**What the task requires:** From the listing below, work out how many lines contain "công". Reply with that number only.

**Saved entries:**
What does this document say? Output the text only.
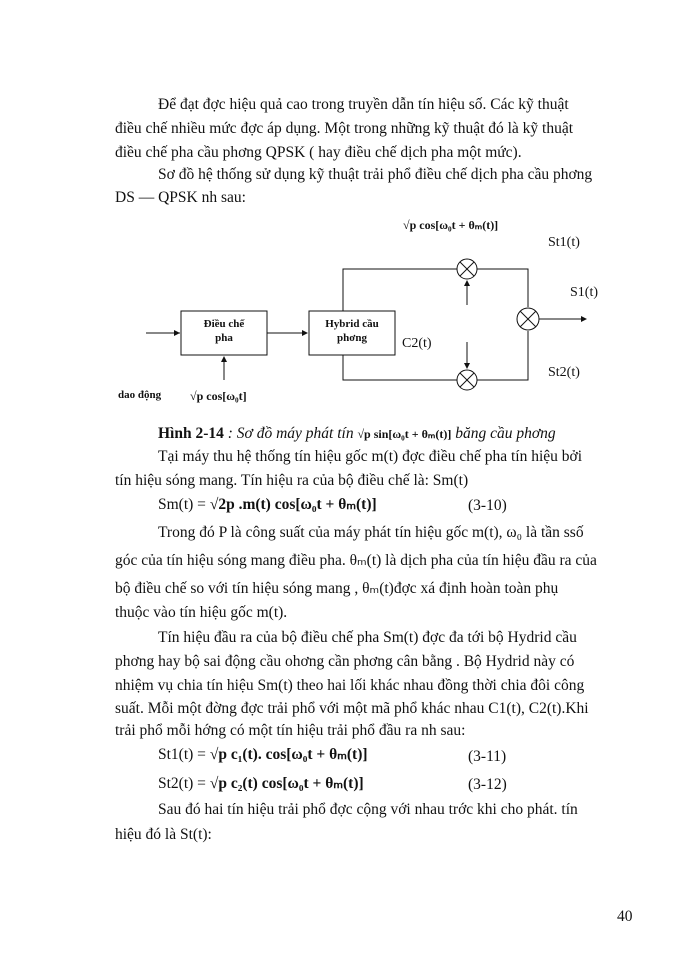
Để đạt đợc hiệu quả cao trong truyền dẫn tín hiệu số. Các kỹ thuật
điều chế nhiều mức đợc áp dụng. Một trong những kỹ thuật đó là kỹ thuật
điều chế pha cầu phơng QPSK ( hay điều chế dịch pha một mức).
Sơ đồ hệ thống sử dụng kỹ thuật trải phổ điều chế dịch pha cầu phơng
DS — QPSK nh sau:
√p cos[ω₀t + θₘ(t)]
Điều chế
pha
dao động √p cos[ω₀t]
Hybrid cầu
phơng	C2(t)
St1(t)
S1(t)
St2(t)
Hình 2-14 : Sơ đồ máy phát tín √p sin[ω₀t + θₘ(t)] băng cầu phơng
Tại máy thu hệ thống tín hiệu gốc m(t) đợc điều chế pha tín hiệu bởi
tín hiệu sóng mang. Tín hiệu ra của bộ điều chế là: Sm(t)
Sm(t) = √2p .m(t) cos[ω₀t + θₘ(t)]	(3-10)
Trong đó P là công suất của máy phát tín hiệu gốc m(t), ω₀ là tần ssố
góc của tín hiệu sóng mang điều pha. θₘ(t) là dịch pha của tín hiệu đầu ra của
bộ điều chế so với tín hiệu sóng mang , θₘ(t)đợc xá định hoàn toàn phụ
thuộc vào tín hiệu gốc m(t).
Tín hiệu đầu ra của bộ điều chế pha Sm(t) đợc đa tới bộ Hydrid cầu
phơng hay bộ sai động cầu ohơng cần phơng cân bằng . Bộ Hydrid này có
nhiệm vụ chia tín hiệu Sm(t) theo hai lối khác nhau đồng thời chia đôi công
suất. Mỗi một đờng đợc trải phổ với một mã phổ khác nhau C1(t), C2(t).Khi
trải phổ mỗi hớng có một tín hiệu trải phổ đầu ra nh sau:
St1(t) = √p c₁(t). cos[ω₀t + θₘ(t)]	(3-11)
St2(t) = √p c₂(t) cos[ω₀t + θₘ(t)]	(3-12)
Sau đó hai tín hiệu trải phổ đợc cộng với nhau trớc khi cho phát. tín
hiệu đó là St(t):
40
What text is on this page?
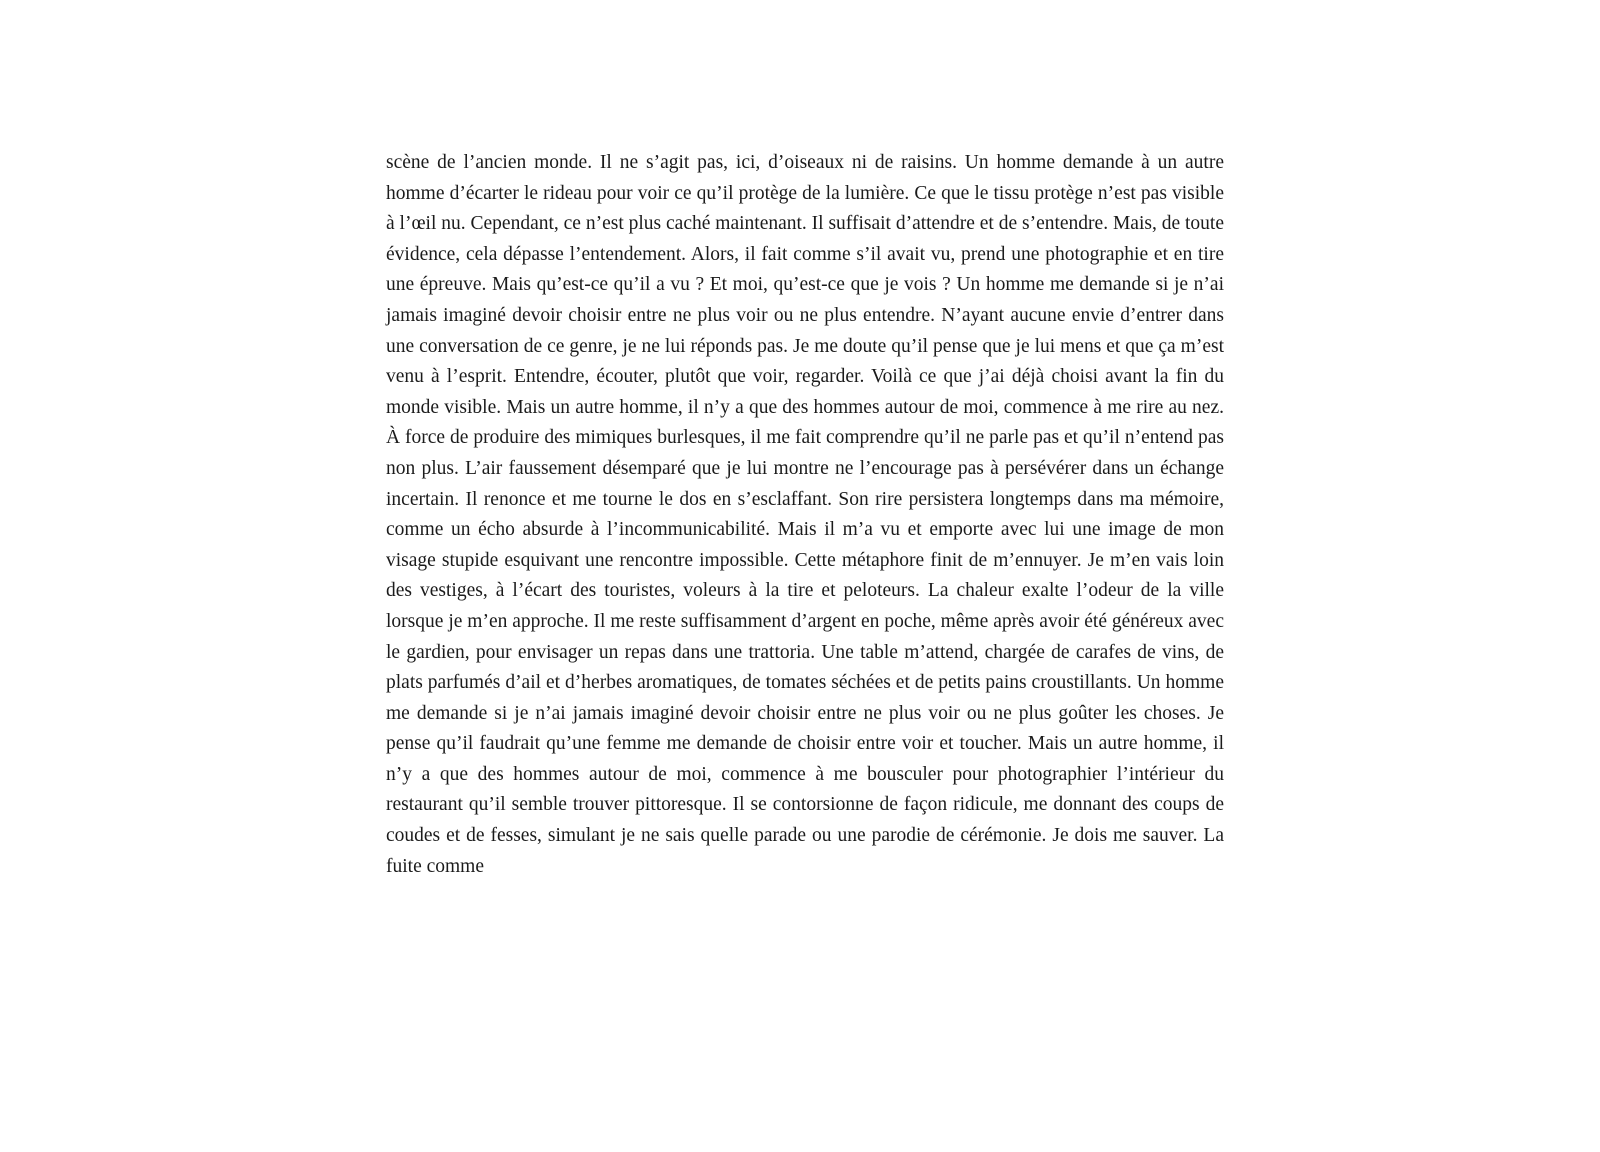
scène de l’ancien monde. Il ne s’agit pas, ici, d’oiseaux ni de raisins. Un homme demande à un autre homme d’écarter le rideau pour voir ce qu’il protège de la lumière. Ce que le tissu protège n’est pas visible à l’œil nu. Cependant, ce n’est plus caché maintenant. Il suffisait d’attendre et de s’entendre. Mais, de toute évidence, cela dépasse l’entendement. Alors, il fait comme s’il avait vu, prend une photographie et en tire une épreuve. Mais qu’est-ce qu’il a vu ? Et moi, qu’est-ce que je vois ? Un homme me demande si je n’ai jamais imaginé devoir choisir entre ne plus voir ou ne plus entendre. N’ayant aucune envie d’entrer dans une conversation de ce genre, je ne lui réponds pas. Je me doute qu’il pense que je lui mens et que ça m’est venu à l’esprit. Entendre, écouter, plutôt que voir, regarder. Voilà ce que j’ai déjà choisi avant la fin du monde visible. Mais un autre homme, il n’y a que des hommes autour de moi, commence à me rire au nez. À force de produire des mimiques burlesques, il me fait comprendre qu’il ne parle pas et qu’il n’entend pas non plus. L’air faussement désemparé que je lui montre ne l’encourage pas à persévérer dans un échange incertain. Il renonce et me tourne le dos en s’esclaffant. Son rire persistera longtemps dans ma mémoire, comme un écho absurde à l’incommunicabilité. Mais il m’a vu et emporte avec lui une image de mon visage stupide esquivant une rencontre impossible. Cette métaphore finit de m’ennuyer. Je m’en vais loin des vestiges, à l’écart des touristes, voleurs à la tire et peloteurs. La chaleur exalte l’odeur de la ville lorsque je m’en approche. Il me reste suffisamment d’argent en poche, même après avoir été généreux avec le gardien, pour envisager un repas dans une trattoria. Une table m’attend, chargée de carafes de vins, de plats parfumés d’ail et d’herbes aromatiques, de tomates séchées et de petits pains croustillants. Un homme me demande si je n’ai jamais imaginé devoir choisir entre ne plus voir ou ne plus goûter les choses. Je pense qu’il faudrait qu’une femme me demande de choisir entre voir et toucher. Mais un autre homme, il n’y a que des hommes autour de moi, commence à me bousculer pour photographier l’intérieur du restaurant qu’il semble trouver pittoresque. Il se contorsionne de façon ridicule, me donnant des coups de coudes et de fesses, simulant je ne sais quelle parade ou une parodie de cérémonie. Je dois me sauver. La fuite comme
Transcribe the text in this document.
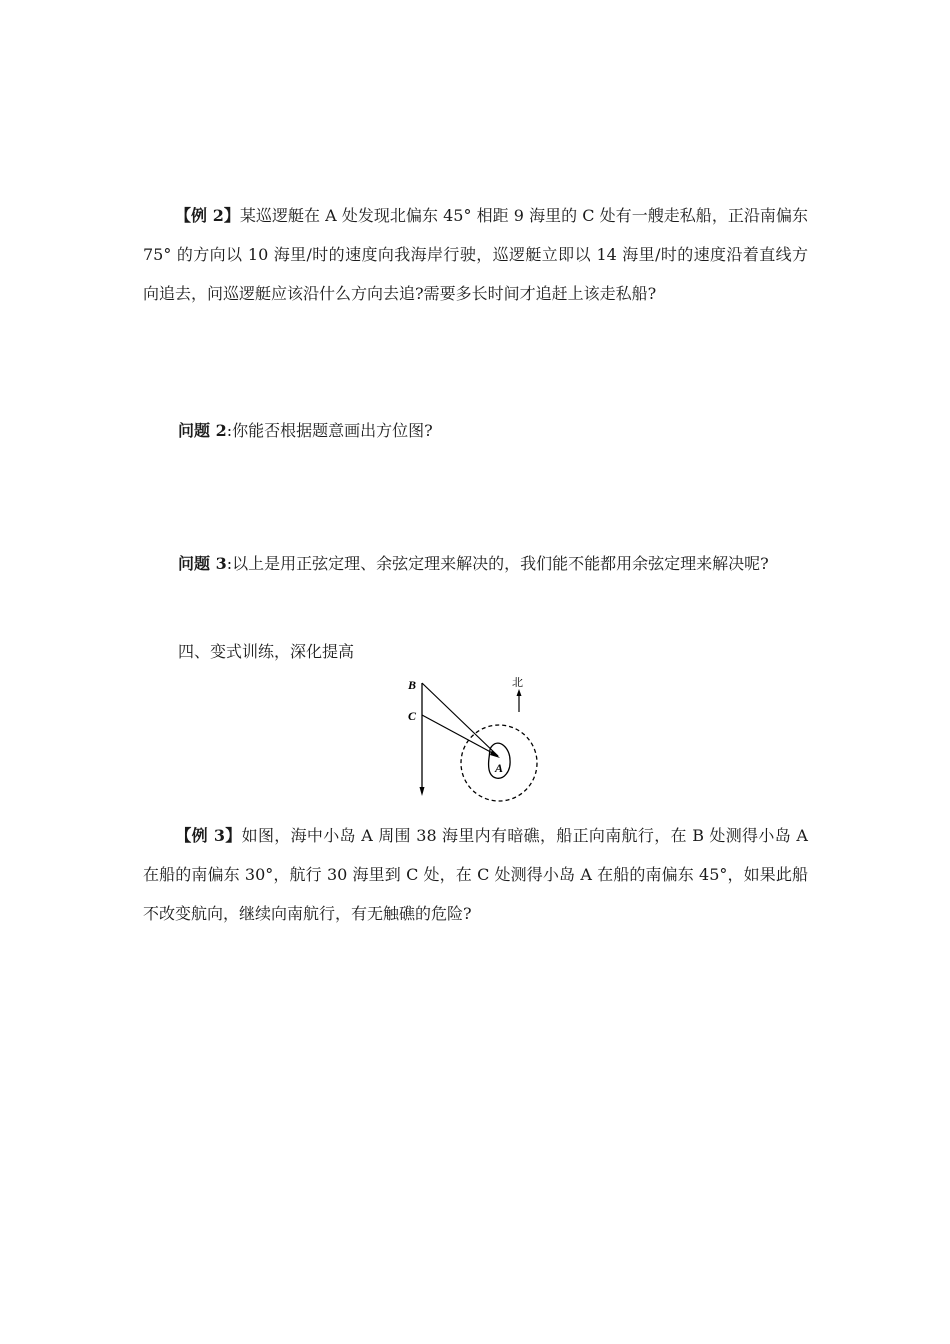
【例 2】某巡逻艇在 A 处发现北偏东 45° 相距 9 海里的 C 处有一艘走私船，正沿南偏东 75° 的方向以 10 海里/时的速度向我海岸行驶，巡逻艇立即以 14 海里/时的速度沿着直线方向追去，问巡逻艇应该沿什么方向去追?需要多长时间才追赶上该走私船?
问题 2:你能否根据题意画出方位图?
问题 3:以上是用正弦定理、余弦定理来解决的，我们能不能都用余弦定理来解决呢?
四、变式训练，深化提高
B
C
A
北
【例 3】如图，海中小岛 A 周围 38 海里内有暗礁，船正向南航行，在 B 处测得小岛 A 在船的南偏东 30°，航行 30 海里到 C 处，在 C 处测得小岛 A 在船的南偏东 45°，如果此船不改变航向，继续向南航行，有无触礁的危险?
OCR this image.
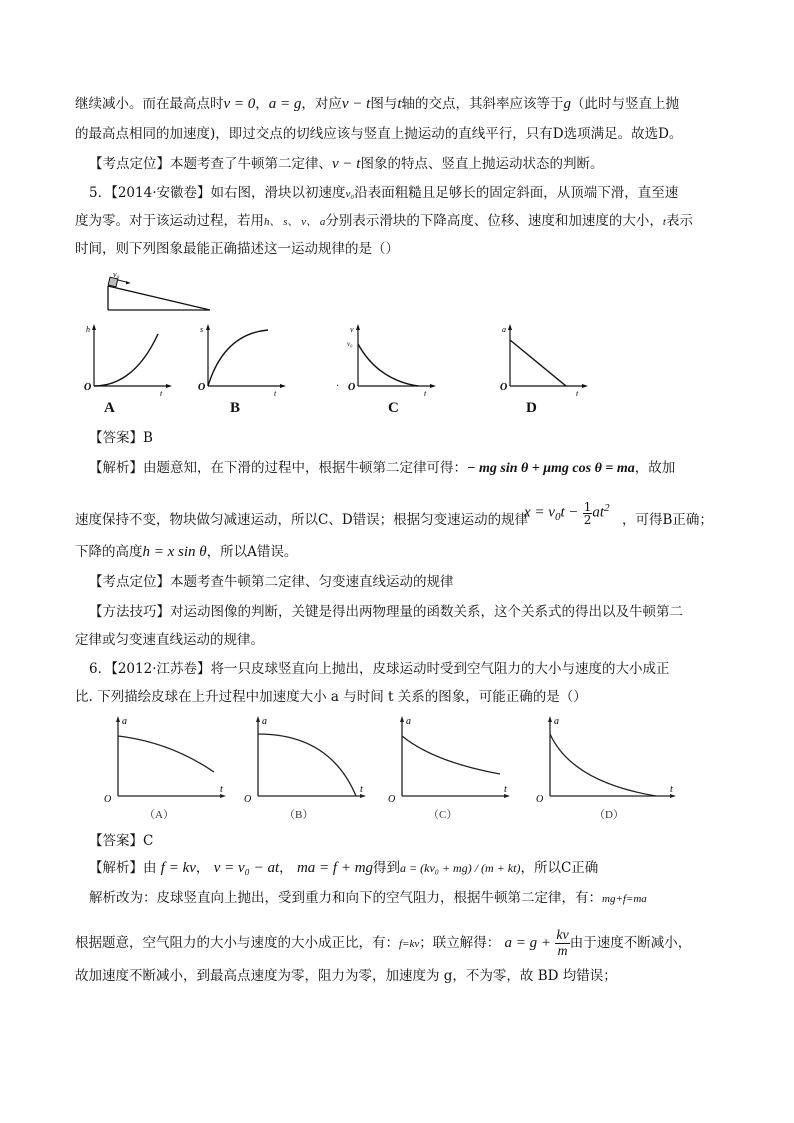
继续减小。而在最高点时v = 0，a = g，对应v − t图与t轴的交点，其斜率应该等于g（此时与竖直上抛
的最高点相同的加速度)，即过交点的切线应该与竖直上抛运动的直线平行，只有D选项满足。故选D。
【考点定位】本题考查了牛顿第二定律、v − t图象的特点、竖直上抛运动状态的判断。
5．【2014·安徽卷】如右图，滑块以初速度v₀沿表面粗糙且足够长的固定斜面，从顶端下滑，直至速
度为零。对于该运动过程，若用h、 s、 v、 a分别表示滑块的下降高度、位移、速度和加速度的大小，t表示
时间，则下列图象最能正确描述这一运动规律的是（）
v₀
h
t
O
A
s
t
O
B
.
v
v₀
t
O
C
a
t
O
D
【答案】B
【解析】由题意知，在下滑的过程中，根据牛顿第二定律可得：− mg sin θ + μmg cos θ = ma，故加
速度保持不变，物块做匀减速运动，所以C、D错误；根据匀变速运动的规律
$x = v_0t - \frac{1}{2} at^2$
，可得B正确；
下降的高度h = x sin θ，所以A错误。
【考点定位】本题考查牛顿第二定律、匀变速直线运动的规律
【方法技巧】对运动图像的判断，关键是得出两物理量的函数关系，这个关系式的得出以及牛顿第二
定律或匀变速直线运动的规律。
6．【2012·江苏卷】将一只皮球竖直向上抛出，皮球运动时受到空气阻力的大小与速度的大小成正
比. 下列描绘皮球在上升过程中加速度大小 a 与时间 t 关系的图象，可能正确的是（）
a
t
O
（A）
a
t
O
（B）
a
t
O
（C）
a
t
O
（D）
【答案】C
【解析】由 f = kv， v = v₀ − at， ma = f + mg得到a = (kv₀ + mg) / (m + kt)，所以C正确
解析改为：皮球竖直向上抛出，受到重力和向下的空气阻力，根据牛顿第二定律，有：mg+f=ma
根据题意，空气阻力的大小与速度的大小成正比，有：f=kv；联立解得： $a = g + \frac{kv}{m}$ 由于速度不断减小，
故加速度不断减小，到最高点速度为零，阻力为零，加速度为 g，不为零，故 BD 均错误；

**Result below:** 2